-------- Record set
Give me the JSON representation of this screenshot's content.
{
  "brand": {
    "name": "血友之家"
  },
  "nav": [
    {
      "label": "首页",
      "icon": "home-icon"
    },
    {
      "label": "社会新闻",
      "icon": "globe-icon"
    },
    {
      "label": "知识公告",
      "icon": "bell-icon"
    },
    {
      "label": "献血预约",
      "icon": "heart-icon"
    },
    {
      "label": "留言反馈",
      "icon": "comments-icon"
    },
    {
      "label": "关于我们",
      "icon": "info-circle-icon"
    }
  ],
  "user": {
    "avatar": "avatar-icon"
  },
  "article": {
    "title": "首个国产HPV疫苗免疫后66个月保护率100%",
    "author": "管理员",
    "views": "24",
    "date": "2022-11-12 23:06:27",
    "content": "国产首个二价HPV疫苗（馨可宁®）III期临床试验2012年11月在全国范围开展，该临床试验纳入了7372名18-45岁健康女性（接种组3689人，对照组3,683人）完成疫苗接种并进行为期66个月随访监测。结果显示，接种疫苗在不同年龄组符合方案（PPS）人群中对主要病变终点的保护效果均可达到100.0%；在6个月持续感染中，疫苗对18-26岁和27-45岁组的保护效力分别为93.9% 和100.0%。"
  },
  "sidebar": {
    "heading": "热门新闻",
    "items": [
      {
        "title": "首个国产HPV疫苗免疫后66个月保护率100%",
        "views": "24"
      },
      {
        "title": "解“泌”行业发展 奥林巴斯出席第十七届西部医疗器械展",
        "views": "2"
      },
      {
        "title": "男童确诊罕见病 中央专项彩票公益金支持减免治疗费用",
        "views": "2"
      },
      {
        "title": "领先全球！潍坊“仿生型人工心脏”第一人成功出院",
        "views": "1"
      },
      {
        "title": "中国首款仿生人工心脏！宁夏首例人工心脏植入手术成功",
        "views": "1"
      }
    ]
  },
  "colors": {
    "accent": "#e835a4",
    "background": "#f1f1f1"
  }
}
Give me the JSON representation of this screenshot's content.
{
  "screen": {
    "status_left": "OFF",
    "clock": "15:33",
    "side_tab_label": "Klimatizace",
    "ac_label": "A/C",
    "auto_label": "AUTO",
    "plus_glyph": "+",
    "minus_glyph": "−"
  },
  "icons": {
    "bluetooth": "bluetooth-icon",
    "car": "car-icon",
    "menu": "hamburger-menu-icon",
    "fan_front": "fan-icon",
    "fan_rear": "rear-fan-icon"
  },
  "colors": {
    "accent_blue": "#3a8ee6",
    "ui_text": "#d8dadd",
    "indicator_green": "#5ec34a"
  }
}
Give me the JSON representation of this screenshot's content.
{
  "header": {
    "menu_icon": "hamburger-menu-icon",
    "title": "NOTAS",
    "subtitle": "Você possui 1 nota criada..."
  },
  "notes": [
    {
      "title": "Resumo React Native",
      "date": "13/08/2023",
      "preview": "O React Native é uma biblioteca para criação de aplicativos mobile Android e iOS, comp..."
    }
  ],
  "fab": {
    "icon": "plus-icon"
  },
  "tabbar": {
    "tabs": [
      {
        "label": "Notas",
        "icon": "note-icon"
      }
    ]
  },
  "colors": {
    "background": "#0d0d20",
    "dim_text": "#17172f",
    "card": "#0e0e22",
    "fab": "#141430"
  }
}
----------------
- _What is asked_:
Only lines with the word "menu" should be collected from the material.

- _Exercise solution_:
    "menu": "hamburger-menu-icon",
    "menu_icon": "hamburger-menu-icon",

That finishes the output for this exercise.